**Source data:**
----

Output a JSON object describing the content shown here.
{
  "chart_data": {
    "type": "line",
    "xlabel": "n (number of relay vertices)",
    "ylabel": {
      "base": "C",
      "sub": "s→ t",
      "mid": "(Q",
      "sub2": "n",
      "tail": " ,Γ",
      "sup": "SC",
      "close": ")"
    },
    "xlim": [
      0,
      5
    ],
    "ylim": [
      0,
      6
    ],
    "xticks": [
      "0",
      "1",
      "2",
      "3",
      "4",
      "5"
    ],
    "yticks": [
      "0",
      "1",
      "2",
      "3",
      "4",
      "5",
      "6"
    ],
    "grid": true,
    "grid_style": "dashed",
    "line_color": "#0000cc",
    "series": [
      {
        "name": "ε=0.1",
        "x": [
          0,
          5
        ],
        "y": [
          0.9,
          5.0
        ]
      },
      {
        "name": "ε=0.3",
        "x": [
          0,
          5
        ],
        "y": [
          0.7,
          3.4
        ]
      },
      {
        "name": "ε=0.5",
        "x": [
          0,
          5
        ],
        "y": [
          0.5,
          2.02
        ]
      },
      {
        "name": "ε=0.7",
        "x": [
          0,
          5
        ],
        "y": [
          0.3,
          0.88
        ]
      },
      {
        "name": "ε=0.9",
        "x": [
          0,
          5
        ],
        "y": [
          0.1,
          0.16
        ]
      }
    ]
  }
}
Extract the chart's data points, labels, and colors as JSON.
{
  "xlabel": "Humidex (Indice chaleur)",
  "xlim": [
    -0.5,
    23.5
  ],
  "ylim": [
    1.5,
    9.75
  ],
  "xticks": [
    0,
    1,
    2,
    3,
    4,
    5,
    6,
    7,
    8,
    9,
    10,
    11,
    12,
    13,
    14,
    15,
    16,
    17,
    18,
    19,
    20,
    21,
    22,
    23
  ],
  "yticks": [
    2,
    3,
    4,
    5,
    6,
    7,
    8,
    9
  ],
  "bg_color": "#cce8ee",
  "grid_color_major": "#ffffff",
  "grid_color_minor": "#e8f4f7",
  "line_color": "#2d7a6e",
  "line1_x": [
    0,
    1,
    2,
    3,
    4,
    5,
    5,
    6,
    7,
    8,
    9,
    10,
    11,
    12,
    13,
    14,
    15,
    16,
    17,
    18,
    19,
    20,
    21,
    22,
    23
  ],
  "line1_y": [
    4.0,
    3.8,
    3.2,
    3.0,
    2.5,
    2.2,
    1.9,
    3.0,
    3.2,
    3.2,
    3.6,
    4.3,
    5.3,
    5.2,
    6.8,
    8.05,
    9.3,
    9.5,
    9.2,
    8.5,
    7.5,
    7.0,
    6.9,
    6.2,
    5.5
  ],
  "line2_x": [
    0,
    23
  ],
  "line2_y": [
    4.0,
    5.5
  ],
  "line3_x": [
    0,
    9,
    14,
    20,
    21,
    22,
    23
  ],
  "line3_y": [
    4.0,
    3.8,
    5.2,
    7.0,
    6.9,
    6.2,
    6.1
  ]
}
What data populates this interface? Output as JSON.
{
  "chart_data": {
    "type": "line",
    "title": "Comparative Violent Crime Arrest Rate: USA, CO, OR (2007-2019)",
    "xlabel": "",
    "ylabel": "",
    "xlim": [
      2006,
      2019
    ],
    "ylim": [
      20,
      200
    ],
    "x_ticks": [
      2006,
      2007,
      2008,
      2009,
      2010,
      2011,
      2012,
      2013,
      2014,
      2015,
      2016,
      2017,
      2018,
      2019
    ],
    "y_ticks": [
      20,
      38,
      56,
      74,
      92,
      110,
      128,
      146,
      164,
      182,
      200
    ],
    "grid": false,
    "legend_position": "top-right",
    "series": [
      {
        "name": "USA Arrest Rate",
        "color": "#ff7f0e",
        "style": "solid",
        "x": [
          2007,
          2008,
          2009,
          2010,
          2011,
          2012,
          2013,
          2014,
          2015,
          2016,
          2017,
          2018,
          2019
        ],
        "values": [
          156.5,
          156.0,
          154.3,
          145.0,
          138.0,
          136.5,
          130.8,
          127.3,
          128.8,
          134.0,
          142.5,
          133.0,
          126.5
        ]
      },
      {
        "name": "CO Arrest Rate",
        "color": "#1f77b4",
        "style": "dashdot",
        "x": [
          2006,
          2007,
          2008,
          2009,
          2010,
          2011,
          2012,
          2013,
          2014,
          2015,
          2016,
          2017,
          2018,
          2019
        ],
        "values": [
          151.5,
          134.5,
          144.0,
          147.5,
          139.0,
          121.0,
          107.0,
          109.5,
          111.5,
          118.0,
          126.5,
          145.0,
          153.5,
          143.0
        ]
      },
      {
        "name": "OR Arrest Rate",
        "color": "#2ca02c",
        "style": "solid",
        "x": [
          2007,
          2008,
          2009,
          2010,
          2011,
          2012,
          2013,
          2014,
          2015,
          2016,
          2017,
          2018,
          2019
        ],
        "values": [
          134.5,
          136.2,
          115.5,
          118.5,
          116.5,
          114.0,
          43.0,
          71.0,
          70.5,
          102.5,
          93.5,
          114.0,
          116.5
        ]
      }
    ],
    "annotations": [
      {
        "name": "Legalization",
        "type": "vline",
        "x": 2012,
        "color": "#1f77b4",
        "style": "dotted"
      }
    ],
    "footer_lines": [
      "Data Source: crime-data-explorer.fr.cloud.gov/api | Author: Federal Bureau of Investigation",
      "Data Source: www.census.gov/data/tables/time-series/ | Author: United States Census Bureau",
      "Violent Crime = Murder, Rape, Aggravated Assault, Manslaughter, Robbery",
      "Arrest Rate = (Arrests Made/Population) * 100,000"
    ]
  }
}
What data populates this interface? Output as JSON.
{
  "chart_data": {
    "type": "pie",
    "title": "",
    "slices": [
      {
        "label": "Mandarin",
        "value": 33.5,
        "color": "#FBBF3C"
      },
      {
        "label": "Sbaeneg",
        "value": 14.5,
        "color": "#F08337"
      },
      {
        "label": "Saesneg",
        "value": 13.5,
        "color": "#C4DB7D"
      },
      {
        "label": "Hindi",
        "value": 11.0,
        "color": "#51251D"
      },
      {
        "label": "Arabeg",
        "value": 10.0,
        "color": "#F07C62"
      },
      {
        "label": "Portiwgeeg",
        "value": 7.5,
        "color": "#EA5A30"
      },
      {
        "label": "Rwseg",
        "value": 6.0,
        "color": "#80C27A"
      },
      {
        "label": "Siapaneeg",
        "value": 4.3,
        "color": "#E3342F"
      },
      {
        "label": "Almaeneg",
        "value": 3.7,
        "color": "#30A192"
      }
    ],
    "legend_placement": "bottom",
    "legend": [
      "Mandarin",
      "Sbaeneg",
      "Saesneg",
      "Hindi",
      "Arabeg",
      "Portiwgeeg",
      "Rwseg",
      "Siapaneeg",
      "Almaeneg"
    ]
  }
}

----

**Task goal:** Identify and copy all lines with the word "type".

**Exercise answer:**
    "type": "line",
    "type": "line",
        "type": "vline",
    "type": "pie",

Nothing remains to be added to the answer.